Stated task - Pictures do not belong in the copy; restate the records below word for word.

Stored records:
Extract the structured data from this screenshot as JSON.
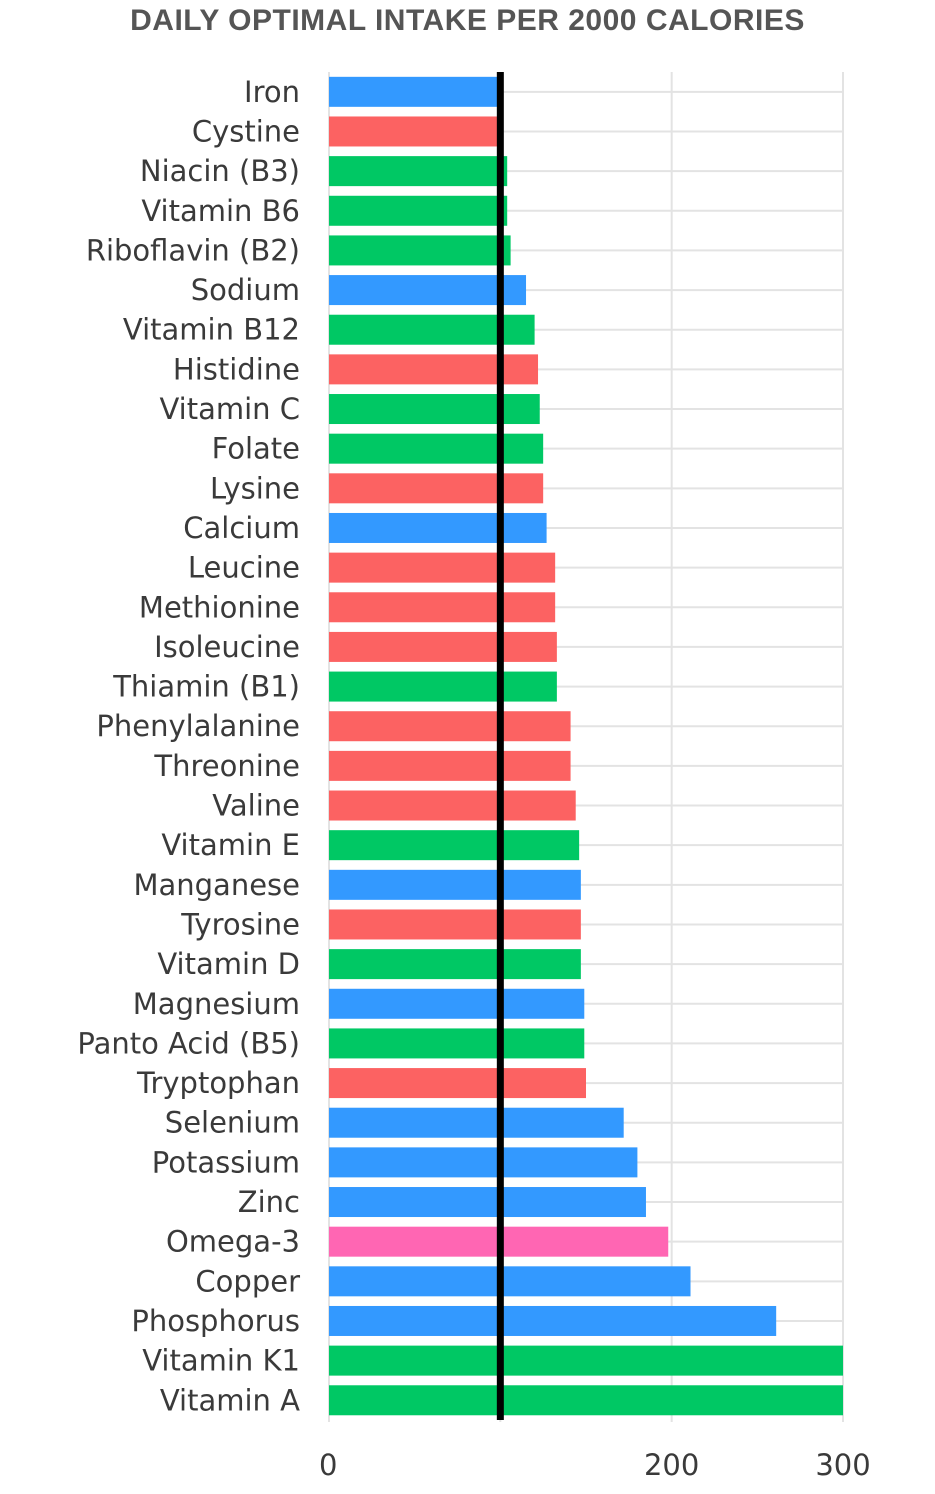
{
  "chart_data": {
    "type": "bar",
    "orientation": "horizontal",
    "title": "DAILY OPTIMAL INTAKE PER 2000 CALORIES",
    "xlabel": "",
    "ylabel": "",
    "xlim": [
      0,
      300
    ],
    "xticks": [
      0,
      200,
      300
    ],
    "gridlines": [
      0,
      100,
      200,
      300
    ],
    "reference_line": 100,
    "grid": true,
    "legend": "none",
    "categories": [
      "Iron",
      "Cystine",
      "Niacin (B3)",
      "Vitamin B6",
      "Riboflavin (B2)",
      "Sodium",
      "Vitamin B12",
      "Histidine",
      "Vitamin C",
      "Folate",
      "Lysine",
      "Calcium",
      "Leucine",
      "Methionine",
      "Isoleucine",
      "Thiamin (B1)",
      "Phenylalanine",
      "Threonine",
      "Valine",
      "Vitamin E",
      "Manganese",
      "Tyrosine",
      "Vitamin D",
      "Magnesium",
      "Panto Acid (B5)",
      "Tryptophan",
      "Selenium",
      "Potassium",
      "Zinc",
      "Omega-3",
      "Copper",
      "Phosphorus",
      "Vitamin K1",
      "Vitamin A"
    ],
    "values": [
      99,
      101,
      104,
      104,
      106,
      115,
      120,
      122,
      123,
      125,
      125,
      127,
      132,
      132,
      133,
      133,
      141,
      141,
      144,
      146,
      147,
      147,
      147,
      149,
      149,
      150,
      172,
      180,
      185,
      198,
      211,
      261,
      300,
      300
    ],
    "group": [
      "mineral",
      "amino",
      "vitamin",
      "vitamin",
      "vitamin",
      "mineral",
      "vitamin",
      "amino",
      "vitamin",
      "vitamin",
      "amino",
      "mineral",
      "amino",
      "amino",
      "amino",
      "vitamin",
      "amino",
      "amino",
      "amino",
      "vitamin",
      "mineral",
      "amino",
      "vitamin",
      "mineral",
      "vitamin",
      "amino",
      "mineral",
      "mineral",
      "mineral",
      "fatty",
      "mineral",
      "mineral",
      "vitamin",
      "vitamin"
    ],
    "colors": {
      "mineral": "#3399ff",
      "amino": "#fc6262",
      "vitamin": "#00c864",
      "fatty": "#ff66b3",
      "reference": "#000000",
      "grid": "#e3e3e3"
    }
  }
}
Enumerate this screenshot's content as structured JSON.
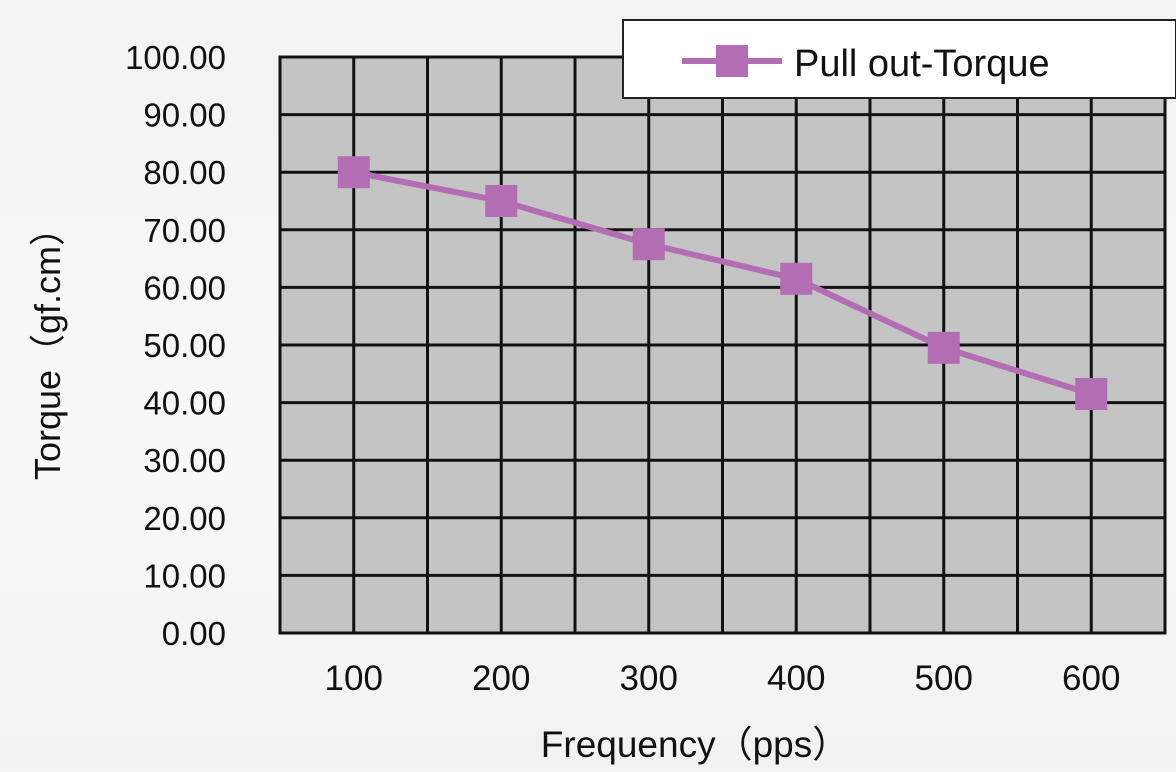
{
  "chart_data": {
    "type": "line",
    "xlabel": "Frequency（pps）",
    "ylabel": "Torque（gf.cm）",
    "categories": [
      "100",
      "200",
      "300",
      "400",
      "500",
      "600"
    ],
    "series": [
      {
        "name": "Pull out-Torque",
        "values": [
          80.0,
          75.0,
          67.5,
          61.5,
          49.5,
          41.5
        ]
      }
    ],
    "ylim": [
      0,
      100
    ],
    "yticks": [
      "0.00",
      "10.00",
      "20.00",
      "30.00",
      "40.00",
      "50.00",
      "60.00",
      "70.00",
      "80.00",
      "90.00",
      "100.00"
    ],
    "grid": true,
    "legend": "top-right",
    "colors": {
      "series": "#b36db3",
      "plot_background": "#c4c4c4",
      "grid": "#111111"
    }
  }
}
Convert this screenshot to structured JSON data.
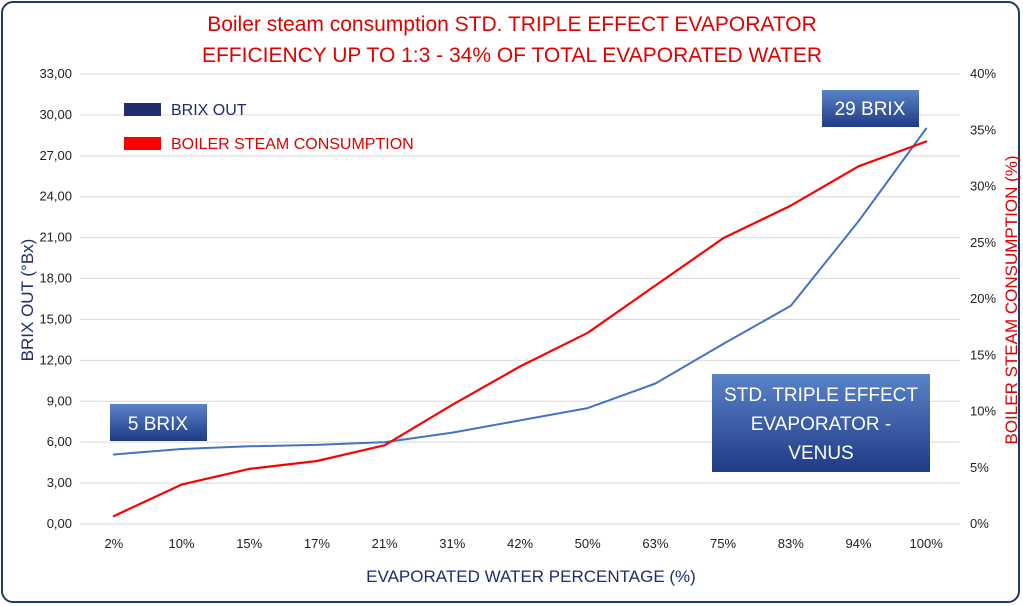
{
  "chart_data": {
    "type": "line",
    "title_lines": [
      "Boiler steam consumption STD. TRIPLE EFFECT EVAPORATOR",
      "EFFICIENCY UP TO 1:3 - 34% OF TOTAL EVAPORATED WATER"
    ],
    "xlabel": "EVAPORATED WATER PERCENTAGE (%)",
    "ylabel_left": "BRIX OUT (°Bx)",
    "ylabel_right": "BOILER STEAM CONSUMPTION (%)",
    "categories": [
      "2%",
      "10%",
      "15%",
      "17%",
      "21%",
      "31%",
      "42%",
      "50%",
      "63%",
      "75%",
      "83%",
      "94%",
      "100%"
    ],
    "y_left_ticks": [
      "0,00",
      "3,00",
      "6,00",
      "9,00",
      "12,00",
      "15,00",
      "18,00",
      "21,00",
      "24,00",
      "27,00",
      "30,00",
      "33,00"
    ],
    "y_right_ticks": [
      "0%",
      "5%",
      "10%",
      "15%",
      "20%",
      "25%",
      "30%",
      "35%",
      "40%"
    ],
    "ylim_left": [
      0,
      33
    ],
    "ylim_right": [
      0,
      40
    ],
    "grid": "horizontal",
    "legend_position": "top-left",
    "series": [
      {
        "name": "BRIX OUT",
        "axis": "left",
        "color": "#4472c4",
        "legend_color": "#1f2d6b",
        "legend_text_color": "#1f2d6b",
        "values": [
          5.1,
          5.5,
          5.7,
          5.8,
          6.0,
          6.7,
          7.6,
          8.5,
          10.3,
          13.2,
          16.0,
          22.2,
          29.0
        ]
      },
      {
        "name": "BOILER STEAM CONSUMPTION",
        "axis": "right",
        "color": "#ff0000",
        "legend_color": "#ff0000",
        "legend_text_color": "#e00000",
        "values": [
          0.7,
          3.5,
          4.9,
          5.6,
          7.0,
          10.6,
          14.0,
          17.0,
          21.2,
          25.4,
          28.3,
          31.8,
          34.0
        ]
      }
    ],
    "annotations": {
      "box_5_brix": "5 BRIX",
      "box_29_brix": "29 BRIX",
      "box_venus": [
        "STD. TRIPLE EFFECT",
        "EVAPORATOR -",
        "VENUS"
      ]
    }
  }
}
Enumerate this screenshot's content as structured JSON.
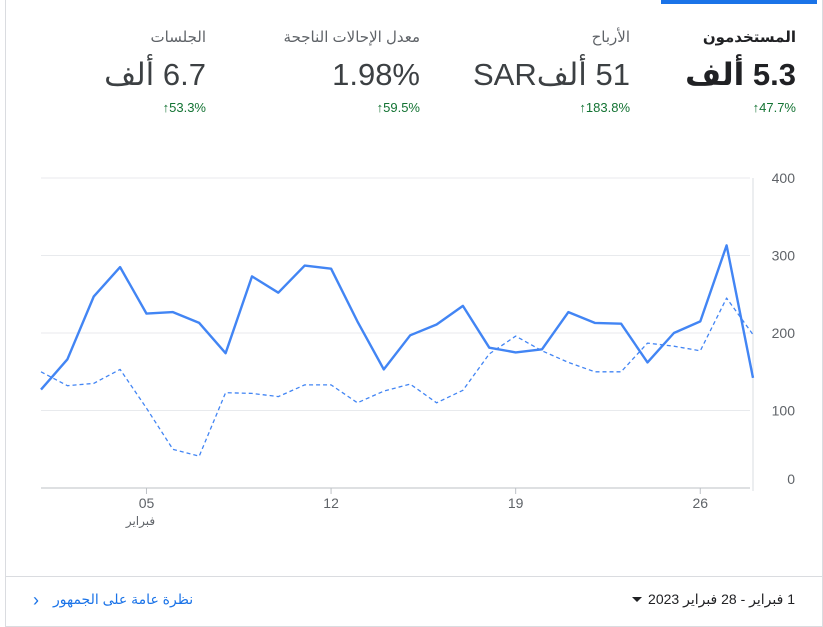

Answer to the exercise -
Extract the structured data from this screenshot as JSON.
{
  "chart_data": {
    "type": "bar",
    "orientation": "horizontal",
    "title": "DAILY OPTIMAL INTAKE PER 2000 CALORIES",
    "xlabel": "",
    "ylabel": "",
    "xlim": [
      0,
      300
    ],
    "xticks": [
      0,
      200,
      300
    ],
    "gridlines": [
      0,
      100,
      200,
      300
    ],
    "reference_line": 100,
    "grid": true,
    "legend": "none",
    "categories": [
      "Iron",
      "Cystine",
      "Niacin (B3)",
      "Vitamin B6",
      "Riboflavin (B2)",
      "Sodium",
      "Vitamin B12",
      "Histidine",
      "Vitamin C",
      "Folate",
      "Lysine",
      "Calcium",
      "Leucine",
      "Methionine",
      "Isoleucine",
      "Thiamin (B1)",
      "Phenylalanine",
      "Threonine",
      "Valine",
      "Vitamin E",
      "Manganese",
      "Tyrosine",
      "Vitamin D",
      "Magnesium",
      "Panto Acid (B5)",
      "Tryptophan",
      "Selenium",
      "Potassium",
      "Zinc",
      "Omega-3",
      "Copper",
      "Phosphorus",
      "Vitamin K1",
      "Vitamin A"
    ],
    "values": [
      99,
      101,
      104,
      104,
      106,
      115,
      120,
      122,
      123,
      125,
      125,
      127,
      132,
      132,
      133,
      133,
      141,
      141,
      144,
      146,
      147,
      147,
      147,
      149,
      149,
      150,
      172,
      180,
      185,
      198,
      211,
      261,
      300,
      300
    ],
    "group": [
      "mineral",
      "amino",
      "vitamin",
      "vitamin",
      "vitamin",
      "mineral",
      "vitamin",
      "amino",
      "vitamin",
      "vitamin",
      "amino",
      "mineral",
      "amino",
      "amino",
      "amino",
      "vitamin",
      "amino",
      "amino",
      "amino",
      "vitamin",
      "mineral",
      "amino",
      "vitamin",
      "mineral",
      "vitamin",
      "amino",
      "mineral",
      "mineral",
      "mineral",
      "fatty",
      "mineral",
      "mineral",
      "vitamin",
      "vitamin"
    ],
    "colors": {
      "mineral": "#3399ff",
      "amino": "#fc6262",
      "vitamin": "#00c864",
      "fatty": "#ff66b3",
      "reference": "#000000",
      "grid": "#e3e3e3"
    }
  }
}
Enumerate this screenshot's content as structured JSON.
{
  "chart_data": {
    "type": "line",
    "xlabel": "Frequency（pps）",
    "ylabel": "Torque（gf.cm）",
    "categories": [
      "100",
      "200",
      "300",
      "400",
      "500",
      "600"
    ],
    "series": [
      {
        "name": "Pull out-Torque",
        "values": [
          80.0,
          75.0,
          67.5,
          61.5,
          49.5,
          41.5
        ]
      }
    ],
    "ylim": [
      0,
      100
    ],
    "yticks": [
      "0.00",
      "10.00",
      "20.00",
      "30.00",
      "40.00",
      "50.00",
      "60.00",
      "70.00",
      "80.00",
      "90.00",
      "100.00"
    ],
    "grid": true,
    "legend": "top-right",
    "colors": {
      "series": "#b36db3",
      "plot_background": "#c4c4c4",
      "grid": "#111111"
    }
  }
}
Convert this screenshot to structured JSON data.
{
  "chart_data": {
    "type": "line",
    "title_lines": [
      "Boiler steam consumption STD. TRIPLE EFFECT EVAPORATOR",
      "EFFICIENCY UP TO 1:3 - 34% OF TOTAL EVAPORATED WATER"
    ],
    "xlabel": "EVAPORATED WATER PERCENTAGE (%)",
    "ylabel_left": "BRIX OUT (°Bx)",
    "ylabel_right": "BOILER STEAM CONSUMPTION (%)",
    "categories": [
      "2%",
      "10%",
      "15%",
      "17%",
      "21%",
      "31%",
      "42%",
      "50%",
      "63%",
      "75%",
      "83%",
      "94%",
      "100%"
    ],
    "y_left_ticks": [
      "0,00",
      "3,00",
      "6,00",
      "9,00",
      "12,00",
      "15,00",
      "18,00",
      "21,00",
      "24,00",
      "27,00",
      "30,00",
      "33,00"
    ],
    "y_right_ticks": [
      "0%",
      "5%",
      "10%",
      "15%",
      "20%",
      "25%",
      "30%",
      "35%",
      "40%"
    ],
    "ylim_left": [
      0,
      33
    ],
    "ylim_right": [
      0,
      40
    ],
    "grid": "horizontal",
    "legend_position": "top-left",
    "series": [
      {
        "name": "BRIX OUT",
        "axis": "left",
        "color": "#4472c4",
        "legend_color": "#1f2d6b",
        "legend_text_color": "#1f2d6b",
        "values": [
          5.1,
          5.5,
          5.7,
          5.8,
          6.0,
          6.7,
          7.6,
          8.5,
          10.3,
          13.2,
          16.0,
          22.2,
          29.0
        ]
      },
      {
        "name": "BOILER STEAM CONSUMPTION",
        "axis": "right",
        "color": "#ff0000",
        "legend_color": "#ff0000",
        "legend_text_color": "#e00000",
        "values": [
          0.7,
          3.5,
          4.9,
          5.6,
          7.0,
          10.6,
          14.0,
          17.0,
          21.2,
          25.4,
          28.3,
          31.8,
          34.0
        ]
      }
    ],
    "annotations": {
      "box_5_brix": "5 BRIX",
      "box_29_brix": "29 BRIX",
      "box_venus": [
        "STD. TRIPLE EFFECT",
        "EVAPORATOR -",
        "VENUS"
      ]
    }
  }
}
Enumerate this screenshot's content as structured JSON.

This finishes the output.